• Brief
Reproduce every entry in the listing without alteration.

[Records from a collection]
_ _ _ _
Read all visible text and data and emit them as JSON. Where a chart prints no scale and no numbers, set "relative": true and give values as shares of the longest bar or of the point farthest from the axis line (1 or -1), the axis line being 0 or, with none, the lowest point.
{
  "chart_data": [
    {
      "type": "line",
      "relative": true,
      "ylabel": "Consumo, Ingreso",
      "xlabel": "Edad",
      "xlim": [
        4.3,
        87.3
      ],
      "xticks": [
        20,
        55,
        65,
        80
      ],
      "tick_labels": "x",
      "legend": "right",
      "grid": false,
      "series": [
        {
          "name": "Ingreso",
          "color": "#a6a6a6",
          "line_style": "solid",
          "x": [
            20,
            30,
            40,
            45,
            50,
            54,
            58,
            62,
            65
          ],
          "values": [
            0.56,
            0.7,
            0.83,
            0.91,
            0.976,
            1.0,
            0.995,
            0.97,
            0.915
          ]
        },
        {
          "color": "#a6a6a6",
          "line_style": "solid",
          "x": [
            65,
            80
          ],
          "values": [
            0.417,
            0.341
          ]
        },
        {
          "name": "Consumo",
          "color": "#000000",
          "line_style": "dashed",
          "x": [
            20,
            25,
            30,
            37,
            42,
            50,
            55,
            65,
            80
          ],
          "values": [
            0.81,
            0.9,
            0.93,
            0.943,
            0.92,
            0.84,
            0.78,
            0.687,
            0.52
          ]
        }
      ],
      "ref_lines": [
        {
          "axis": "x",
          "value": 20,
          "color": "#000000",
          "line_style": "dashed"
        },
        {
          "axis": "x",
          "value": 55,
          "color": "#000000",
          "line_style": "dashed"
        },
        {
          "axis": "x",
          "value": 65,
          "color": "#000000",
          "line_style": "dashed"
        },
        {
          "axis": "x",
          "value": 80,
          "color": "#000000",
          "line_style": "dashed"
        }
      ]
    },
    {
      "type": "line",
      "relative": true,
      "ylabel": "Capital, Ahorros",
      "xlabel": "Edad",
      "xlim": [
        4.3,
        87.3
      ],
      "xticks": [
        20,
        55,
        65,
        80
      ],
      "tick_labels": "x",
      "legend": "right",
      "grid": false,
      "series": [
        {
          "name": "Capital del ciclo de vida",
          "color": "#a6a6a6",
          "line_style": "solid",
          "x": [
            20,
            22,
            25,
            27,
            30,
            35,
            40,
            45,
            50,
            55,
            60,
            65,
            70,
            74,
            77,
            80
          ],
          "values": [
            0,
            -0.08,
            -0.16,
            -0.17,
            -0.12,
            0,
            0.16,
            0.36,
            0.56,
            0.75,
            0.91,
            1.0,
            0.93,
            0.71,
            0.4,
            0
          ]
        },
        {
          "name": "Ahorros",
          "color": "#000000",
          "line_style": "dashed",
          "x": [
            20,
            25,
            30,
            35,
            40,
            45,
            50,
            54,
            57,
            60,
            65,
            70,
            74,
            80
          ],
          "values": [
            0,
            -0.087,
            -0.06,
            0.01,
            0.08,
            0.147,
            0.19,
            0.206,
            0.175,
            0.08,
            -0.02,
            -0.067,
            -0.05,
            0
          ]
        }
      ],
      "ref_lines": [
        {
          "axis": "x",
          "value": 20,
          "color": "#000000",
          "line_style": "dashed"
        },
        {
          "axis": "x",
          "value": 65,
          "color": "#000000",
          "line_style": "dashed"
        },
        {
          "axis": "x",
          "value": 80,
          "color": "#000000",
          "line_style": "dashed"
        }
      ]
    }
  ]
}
_ _ _ _
• Solution to the problem
Read all visible text and data and emit them as JSON. Where a chart prints no scale and no numbers, set "relative": true and give values as shares of the longest bar or of the point farthest from the axis line (1 or -1), the axis line being 0 or, with none, the lowest point.
{
  "chart_data": [
    {
      "type": "line",
      "relative": true,
      "ylabel": "Consumo, Ingreso",
      "xlabel": "Edad",
      "xlim": [
        4.3,
        87.3
      ],
      "xticks": [
        20,
        55,
        65,
        80
      ],
      "tick_labels": "x",
      "legend": "right",
      "grid": false,
      "series": [
        {
          "name": "Ingreso",
          "color": "#a6a6a6",
          "line_style": "solid",
          "x": [
            20,
            30,
            40,
            45,
            50,
            54,
            58,
            62,
            65
          ],
          "values": [
            0.56,
            0.7,
            0.83,
            0.91,
            0.976,
            1.0,
            0.995,
            0.97,
            0.915
          ]
        },
        {
          "color": "#a6a6a6",
          "line_style": "solid",
          "x": [
            65,
            80
          ],
          "values": [
            0.417,
            0.341
          ]
        },
        {
          "name": "Consumo",
          "color": "#000000",
          "line_style": "dashed",
          "x": [
            20,
            25,
            30,
            37,
            42,
            50,
            55,
            65,
            80
          ],
          "values": [
            0.81,
            0.9,
            0.93,
            0.943,
            0.92,
            0.84,
            0.78,
            0.687,
            0.52
          ]
        }
      ],
      "ref_lines": [
        {
          "axis": "x",
          "value": 20,
          "color": "#000000",
          "line_style": "dashed"
        },
        {
          "axis": "x",
          "value": 55,
          "color": "#000000",
          "line_style": "dashed"
        },
        {
          "axis": "x",
          "value": 65,
          "color": "#000000",
          "line_style": "dashed"
        },
        {
          "axis": "x",
          "value": 80,
          "color": "#000000",
          "line_style": "dashed"
        }
      ]
    },
    {
      "type": "line",
      "relative": true,
      "ylabel": "Capital, Ahorros",
      "xlabel": "Edad",
      "xlim": [
        4.3,
        87.3
      ],
      "xticks": [
        20,
        55,
        65,
        80
      ],
      "tick_labels": "x",
      "legend": "right",
      "grid": false,
      "series": [
        {
          "name": "Capital del ciclo de vida",
          "color": "#a6a6a6",
          "line_style": "solid",
          "x": [
            20,
            22,
            25,
            27,
            30,
            35,
            40,
            45,
            50,
            55,
            60,
            65,
            70,
            74,
            77,
            80
          ],
          "values": [
            0,
            -0.08,
            -0.16,
            -0.17,
            -0.12,
            0,
            0.16,
            0.36,
            0.56,
            0.75,
            0.91,
            1.0,
            0.93,
            0.71,
            0.4,
            0
          ]
        },
        {
          "name": "Ahorros",
          "color": "#000000",
          "line_style": "dashed",
          "x": [
            20,
            25,
            30,
            35,
            40,
            45,
            50,
            54,
            57,
            60,
            65,
            70,
            74,
            80
          ],
          "values": [
            0,
            -0.087,
            -0.06,
            0.01,
            0.08,
            0.147,
            0.19,
            0.206,
            0.175,
            0.08,
            -0.02,
            -0.067,
            -0.05,
            0
          ]
        }
      ],
      "ref_lines": [
        {
          "axis": "x",
          "value": 20,
          "color": "#000000",
          "line_style": "dashed"
        },
        {
          "axis": "x",
          "value": 65,
          "color": "#000000",
          "line_style": "dashed"
        },
        {
          "axis": "x",
          "value": 80,
          "color": "#000000",
          "line_style": "dashed"
        }
      ]
    }
  ]
}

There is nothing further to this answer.